- [WHAT YOU WILL DO]:
Select lines where the word "options" appears.

- [Data excerpts]:
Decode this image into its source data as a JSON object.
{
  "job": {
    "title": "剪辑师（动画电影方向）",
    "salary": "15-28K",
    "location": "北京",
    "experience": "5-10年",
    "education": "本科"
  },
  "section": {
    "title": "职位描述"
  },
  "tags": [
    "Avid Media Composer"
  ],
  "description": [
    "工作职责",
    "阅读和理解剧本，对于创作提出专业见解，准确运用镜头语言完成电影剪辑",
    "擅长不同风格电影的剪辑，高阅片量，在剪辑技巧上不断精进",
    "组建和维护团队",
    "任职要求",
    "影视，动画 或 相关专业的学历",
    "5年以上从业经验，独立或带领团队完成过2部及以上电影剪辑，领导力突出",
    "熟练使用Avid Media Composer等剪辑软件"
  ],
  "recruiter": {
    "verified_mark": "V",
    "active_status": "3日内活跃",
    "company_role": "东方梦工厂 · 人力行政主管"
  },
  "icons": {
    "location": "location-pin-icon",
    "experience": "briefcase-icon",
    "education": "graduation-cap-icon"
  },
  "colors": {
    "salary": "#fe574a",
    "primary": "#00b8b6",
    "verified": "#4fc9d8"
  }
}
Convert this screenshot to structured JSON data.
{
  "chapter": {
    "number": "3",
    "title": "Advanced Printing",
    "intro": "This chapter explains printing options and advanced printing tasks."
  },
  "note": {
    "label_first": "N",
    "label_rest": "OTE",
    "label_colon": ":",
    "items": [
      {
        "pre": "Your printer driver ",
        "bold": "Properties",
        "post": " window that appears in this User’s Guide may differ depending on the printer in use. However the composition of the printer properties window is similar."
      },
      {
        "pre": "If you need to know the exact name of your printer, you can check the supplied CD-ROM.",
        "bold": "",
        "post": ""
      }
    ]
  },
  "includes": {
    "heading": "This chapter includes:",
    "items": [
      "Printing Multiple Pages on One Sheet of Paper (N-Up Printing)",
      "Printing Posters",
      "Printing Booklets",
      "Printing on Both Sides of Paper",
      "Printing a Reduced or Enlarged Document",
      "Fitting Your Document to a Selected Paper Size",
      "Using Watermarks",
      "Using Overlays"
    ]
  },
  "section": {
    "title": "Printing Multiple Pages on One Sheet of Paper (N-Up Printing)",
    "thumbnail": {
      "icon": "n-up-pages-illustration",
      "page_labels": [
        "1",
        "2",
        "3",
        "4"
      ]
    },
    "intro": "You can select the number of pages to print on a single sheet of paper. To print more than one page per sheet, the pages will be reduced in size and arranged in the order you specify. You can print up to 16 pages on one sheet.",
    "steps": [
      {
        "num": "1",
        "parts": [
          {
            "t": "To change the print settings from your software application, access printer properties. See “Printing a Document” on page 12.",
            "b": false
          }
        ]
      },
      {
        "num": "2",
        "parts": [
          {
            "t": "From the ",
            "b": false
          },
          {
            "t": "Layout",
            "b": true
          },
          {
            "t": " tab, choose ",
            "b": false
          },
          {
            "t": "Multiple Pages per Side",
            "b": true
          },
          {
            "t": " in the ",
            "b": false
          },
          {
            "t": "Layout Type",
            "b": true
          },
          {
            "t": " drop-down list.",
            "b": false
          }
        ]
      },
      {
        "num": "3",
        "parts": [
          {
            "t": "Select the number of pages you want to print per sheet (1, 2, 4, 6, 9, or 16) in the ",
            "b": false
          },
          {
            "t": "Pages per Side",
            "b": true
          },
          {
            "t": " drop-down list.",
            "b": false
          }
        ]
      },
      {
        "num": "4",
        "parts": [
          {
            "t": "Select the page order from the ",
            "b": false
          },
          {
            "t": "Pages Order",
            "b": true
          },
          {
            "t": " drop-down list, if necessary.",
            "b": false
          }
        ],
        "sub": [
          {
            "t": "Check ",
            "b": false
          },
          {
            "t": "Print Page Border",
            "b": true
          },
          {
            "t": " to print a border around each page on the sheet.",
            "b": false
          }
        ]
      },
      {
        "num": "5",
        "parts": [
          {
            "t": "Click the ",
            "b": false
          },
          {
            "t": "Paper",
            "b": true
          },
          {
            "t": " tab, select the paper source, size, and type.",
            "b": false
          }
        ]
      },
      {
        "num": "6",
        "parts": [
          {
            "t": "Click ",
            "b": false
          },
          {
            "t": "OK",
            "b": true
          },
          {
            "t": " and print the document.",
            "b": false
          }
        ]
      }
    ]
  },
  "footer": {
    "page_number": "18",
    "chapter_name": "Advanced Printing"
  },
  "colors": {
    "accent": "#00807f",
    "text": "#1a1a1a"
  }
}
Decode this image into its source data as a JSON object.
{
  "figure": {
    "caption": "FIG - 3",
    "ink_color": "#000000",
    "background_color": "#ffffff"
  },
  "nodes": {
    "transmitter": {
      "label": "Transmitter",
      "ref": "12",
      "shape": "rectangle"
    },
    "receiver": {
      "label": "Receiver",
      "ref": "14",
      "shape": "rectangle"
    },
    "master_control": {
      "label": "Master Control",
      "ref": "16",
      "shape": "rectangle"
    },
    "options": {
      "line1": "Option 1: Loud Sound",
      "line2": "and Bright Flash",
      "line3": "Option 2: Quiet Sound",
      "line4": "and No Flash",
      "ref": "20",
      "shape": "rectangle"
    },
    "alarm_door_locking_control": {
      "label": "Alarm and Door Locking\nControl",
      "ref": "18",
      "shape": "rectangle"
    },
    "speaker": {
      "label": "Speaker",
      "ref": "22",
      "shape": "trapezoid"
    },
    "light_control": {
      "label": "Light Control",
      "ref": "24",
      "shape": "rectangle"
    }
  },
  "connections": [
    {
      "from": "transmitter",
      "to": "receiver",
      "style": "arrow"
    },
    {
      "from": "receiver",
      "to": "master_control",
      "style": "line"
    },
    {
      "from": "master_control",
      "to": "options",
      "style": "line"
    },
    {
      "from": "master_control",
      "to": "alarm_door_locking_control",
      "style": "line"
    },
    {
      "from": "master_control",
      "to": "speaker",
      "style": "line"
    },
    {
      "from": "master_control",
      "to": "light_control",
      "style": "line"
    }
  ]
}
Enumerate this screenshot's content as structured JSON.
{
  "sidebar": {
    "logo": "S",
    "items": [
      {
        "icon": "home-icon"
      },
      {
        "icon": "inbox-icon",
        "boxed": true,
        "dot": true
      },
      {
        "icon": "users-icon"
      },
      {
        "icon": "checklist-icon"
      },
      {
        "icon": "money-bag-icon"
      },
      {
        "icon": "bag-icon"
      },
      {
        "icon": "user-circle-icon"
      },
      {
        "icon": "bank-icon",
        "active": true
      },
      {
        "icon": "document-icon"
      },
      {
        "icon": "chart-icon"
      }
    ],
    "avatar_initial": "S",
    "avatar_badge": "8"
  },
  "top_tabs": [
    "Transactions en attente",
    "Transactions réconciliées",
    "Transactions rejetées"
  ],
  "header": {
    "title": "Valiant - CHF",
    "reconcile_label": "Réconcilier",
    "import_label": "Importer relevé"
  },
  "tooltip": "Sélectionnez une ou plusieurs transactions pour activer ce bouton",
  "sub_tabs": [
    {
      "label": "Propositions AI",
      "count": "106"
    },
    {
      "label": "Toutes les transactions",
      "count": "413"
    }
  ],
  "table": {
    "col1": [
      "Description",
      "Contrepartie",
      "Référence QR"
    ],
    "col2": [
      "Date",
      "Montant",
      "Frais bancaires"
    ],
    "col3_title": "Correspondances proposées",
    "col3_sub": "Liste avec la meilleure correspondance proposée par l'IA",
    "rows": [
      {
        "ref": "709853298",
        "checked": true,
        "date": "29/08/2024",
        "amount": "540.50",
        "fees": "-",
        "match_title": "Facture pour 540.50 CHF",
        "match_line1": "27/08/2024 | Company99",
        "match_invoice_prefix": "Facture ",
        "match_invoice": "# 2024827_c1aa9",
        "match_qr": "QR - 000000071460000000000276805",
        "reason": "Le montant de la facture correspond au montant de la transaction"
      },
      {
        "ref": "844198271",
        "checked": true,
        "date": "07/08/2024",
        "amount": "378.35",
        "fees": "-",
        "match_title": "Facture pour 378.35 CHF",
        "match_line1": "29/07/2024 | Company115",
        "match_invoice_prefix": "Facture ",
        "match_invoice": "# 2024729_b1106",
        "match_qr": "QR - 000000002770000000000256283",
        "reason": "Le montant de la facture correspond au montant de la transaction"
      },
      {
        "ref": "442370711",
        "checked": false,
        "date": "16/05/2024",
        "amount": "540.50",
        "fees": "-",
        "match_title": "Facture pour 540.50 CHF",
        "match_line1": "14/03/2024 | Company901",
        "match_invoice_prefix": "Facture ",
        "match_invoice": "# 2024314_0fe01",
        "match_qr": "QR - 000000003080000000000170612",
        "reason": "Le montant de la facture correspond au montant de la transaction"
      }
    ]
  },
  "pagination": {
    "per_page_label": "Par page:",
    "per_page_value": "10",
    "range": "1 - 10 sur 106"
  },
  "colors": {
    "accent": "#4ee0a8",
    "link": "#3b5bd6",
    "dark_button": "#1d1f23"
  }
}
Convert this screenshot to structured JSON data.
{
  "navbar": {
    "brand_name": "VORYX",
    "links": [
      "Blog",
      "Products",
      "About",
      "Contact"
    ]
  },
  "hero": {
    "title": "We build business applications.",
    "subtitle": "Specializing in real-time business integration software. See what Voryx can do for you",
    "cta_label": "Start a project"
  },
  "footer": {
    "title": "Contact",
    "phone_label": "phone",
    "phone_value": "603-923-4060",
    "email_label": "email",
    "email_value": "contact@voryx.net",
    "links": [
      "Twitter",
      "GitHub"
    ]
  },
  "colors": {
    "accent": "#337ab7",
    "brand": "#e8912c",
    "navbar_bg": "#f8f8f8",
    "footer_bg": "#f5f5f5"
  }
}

- [THE SOLUTION]:
    "intro": "This chapter explains printing options and advanced printing tasks."
    "options": {
      "to": "options",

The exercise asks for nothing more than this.